CHALLENGE: Read the records below and copy each line that contains "요진보네르카운티".

========================================

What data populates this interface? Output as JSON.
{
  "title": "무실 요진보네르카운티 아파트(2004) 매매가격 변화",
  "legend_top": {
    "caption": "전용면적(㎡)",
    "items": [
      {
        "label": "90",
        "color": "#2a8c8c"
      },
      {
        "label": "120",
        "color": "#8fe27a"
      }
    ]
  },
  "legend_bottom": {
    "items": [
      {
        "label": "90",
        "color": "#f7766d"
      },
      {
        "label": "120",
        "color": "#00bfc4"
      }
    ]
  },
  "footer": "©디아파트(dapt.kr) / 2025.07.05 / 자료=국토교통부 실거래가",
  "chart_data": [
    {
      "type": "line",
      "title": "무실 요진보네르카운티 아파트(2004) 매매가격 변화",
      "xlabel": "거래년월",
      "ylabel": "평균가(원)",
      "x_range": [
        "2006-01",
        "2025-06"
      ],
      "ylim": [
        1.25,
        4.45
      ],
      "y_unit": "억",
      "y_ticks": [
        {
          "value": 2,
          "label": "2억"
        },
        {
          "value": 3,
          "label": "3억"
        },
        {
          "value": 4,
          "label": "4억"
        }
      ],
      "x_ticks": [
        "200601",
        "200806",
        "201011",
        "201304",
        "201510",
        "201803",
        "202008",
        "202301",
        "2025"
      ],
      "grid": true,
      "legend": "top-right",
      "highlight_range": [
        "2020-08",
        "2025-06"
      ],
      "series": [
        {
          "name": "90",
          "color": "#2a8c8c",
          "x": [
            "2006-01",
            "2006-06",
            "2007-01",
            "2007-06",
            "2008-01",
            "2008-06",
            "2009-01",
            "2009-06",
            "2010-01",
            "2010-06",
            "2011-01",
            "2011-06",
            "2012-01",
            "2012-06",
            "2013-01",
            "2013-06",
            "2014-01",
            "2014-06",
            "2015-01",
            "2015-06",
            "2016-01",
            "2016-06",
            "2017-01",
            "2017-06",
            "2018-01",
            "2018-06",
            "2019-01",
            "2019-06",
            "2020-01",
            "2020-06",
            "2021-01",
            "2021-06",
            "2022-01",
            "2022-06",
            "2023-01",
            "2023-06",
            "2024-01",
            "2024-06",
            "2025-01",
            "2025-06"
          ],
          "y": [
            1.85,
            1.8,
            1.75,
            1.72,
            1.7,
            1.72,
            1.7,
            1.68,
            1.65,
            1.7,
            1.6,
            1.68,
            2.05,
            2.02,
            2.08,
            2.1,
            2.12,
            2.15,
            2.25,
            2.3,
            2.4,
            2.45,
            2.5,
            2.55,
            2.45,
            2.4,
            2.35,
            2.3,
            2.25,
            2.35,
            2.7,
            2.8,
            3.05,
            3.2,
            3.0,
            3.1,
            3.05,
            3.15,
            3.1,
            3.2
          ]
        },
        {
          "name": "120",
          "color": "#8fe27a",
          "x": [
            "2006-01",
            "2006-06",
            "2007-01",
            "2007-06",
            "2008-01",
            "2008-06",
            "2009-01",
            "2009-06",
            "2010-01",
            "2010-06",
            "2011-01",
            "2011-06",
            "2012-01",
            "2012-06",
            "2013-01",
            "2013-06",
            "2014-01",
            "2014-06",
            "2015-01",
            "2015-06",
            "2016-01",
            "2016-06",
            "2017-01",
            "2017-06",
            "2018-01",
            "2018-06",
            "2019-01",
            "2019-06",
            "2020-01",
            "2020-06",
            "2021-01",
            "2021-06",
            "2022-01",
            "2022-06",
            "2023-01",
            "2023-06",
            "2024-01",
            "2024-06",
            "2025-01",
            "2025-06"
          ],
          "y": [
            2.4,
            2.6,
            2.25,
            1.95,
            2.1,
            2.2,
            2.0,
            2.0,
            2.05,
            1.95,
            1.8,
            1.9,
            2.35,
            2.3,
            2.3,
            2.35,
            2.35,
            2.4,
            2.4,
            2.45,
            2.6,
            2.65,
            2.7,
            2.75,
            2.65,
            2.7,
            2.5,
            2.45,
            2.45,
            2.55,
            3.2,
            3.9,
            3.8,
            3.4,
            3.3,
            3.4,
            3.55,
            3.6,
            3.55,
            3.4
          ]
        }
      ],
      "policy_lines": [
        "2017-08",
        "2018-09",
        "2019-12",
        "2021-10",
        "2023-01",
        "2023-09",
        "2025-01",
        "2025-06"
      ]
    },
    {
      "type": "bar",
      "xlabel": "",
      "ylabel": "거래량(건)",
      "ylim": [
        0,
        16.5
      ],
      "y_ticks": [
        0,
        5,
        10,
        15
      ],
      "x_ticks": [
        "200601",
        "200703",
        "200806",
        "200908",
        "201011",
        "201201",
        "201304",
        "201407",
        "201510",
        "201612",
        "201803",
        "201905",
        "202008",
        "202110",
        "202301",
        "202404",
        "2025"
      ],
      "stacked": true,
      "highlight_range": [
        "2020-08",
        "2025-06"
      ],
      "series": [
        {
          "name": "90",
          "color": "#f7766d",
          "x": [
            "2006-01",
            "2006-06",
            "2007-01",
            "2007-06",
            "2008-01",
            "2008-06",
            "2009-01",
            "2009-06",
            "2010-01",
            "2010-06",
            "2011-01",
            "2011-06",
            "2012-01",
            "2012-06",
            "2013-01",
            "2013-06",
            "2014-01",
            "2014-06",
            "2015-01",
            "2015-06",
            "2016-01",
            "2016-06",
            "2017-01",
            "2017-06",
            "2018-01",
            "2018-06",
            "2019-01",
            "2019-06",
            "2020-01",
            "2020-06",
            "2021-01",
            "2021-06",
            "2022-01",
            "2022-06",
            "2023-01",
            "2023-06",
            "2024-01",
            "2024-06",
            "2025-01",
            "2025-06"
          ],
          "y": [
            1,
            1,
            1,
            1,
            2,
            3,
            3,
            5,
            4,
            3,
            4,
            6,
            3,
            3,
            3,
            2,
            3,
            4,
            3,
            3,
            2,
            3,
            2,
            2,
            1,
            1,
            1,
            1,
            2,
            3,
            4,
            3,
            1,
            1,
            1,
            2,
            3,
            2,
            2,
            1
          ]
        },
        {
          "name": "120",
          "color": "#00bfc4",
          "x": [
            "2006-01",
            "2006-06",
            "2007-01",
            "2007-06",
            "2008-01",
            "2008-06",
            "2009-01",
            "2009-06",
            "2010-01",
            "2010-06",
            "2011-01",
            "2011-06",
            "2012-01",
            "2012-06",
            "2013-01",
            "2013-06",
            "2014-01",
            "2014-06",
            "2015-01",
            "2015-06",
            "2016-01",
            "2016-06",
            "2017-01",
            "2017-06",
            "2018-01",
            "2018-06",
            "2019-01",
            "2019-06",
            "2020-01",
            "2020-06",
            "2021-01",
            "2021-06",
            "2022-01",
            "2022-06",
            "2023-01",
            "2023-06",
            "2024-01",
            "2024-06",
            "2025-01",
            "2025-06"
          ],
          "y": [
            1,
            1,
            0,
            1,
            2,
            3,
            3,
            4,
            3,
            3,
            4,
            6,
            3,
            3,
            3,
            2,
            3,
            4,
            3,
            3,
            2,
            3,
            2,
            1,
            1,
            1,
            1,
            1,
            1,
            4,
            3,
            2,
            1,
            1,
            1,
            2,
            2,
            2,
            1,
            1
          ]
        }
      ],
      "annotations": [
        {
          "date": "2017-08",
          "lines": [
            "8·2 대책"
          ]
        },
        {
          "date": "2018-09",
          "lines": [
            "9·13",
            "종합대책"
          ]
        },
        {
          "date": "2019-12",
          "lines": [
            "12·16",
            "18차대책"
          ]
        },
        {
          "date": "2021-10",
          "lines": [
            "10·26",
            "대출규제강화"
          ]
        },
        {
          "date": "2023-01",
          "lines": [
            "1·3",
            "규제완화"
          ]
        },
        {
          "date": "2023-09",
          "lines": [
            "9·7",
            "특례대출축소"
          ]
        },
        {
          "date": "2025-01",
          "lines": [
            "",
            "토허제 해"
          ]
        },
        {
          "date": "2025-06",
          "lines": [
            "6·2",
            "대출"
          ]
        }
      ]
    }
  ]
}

========================================

CORRECT RESULT:
  "title": "무실 요진보네르카운티 아파트(2004) 매매가격 변화",
      "title": "무실 요진보네르카운티 아파트(2004) 매매가격 변화",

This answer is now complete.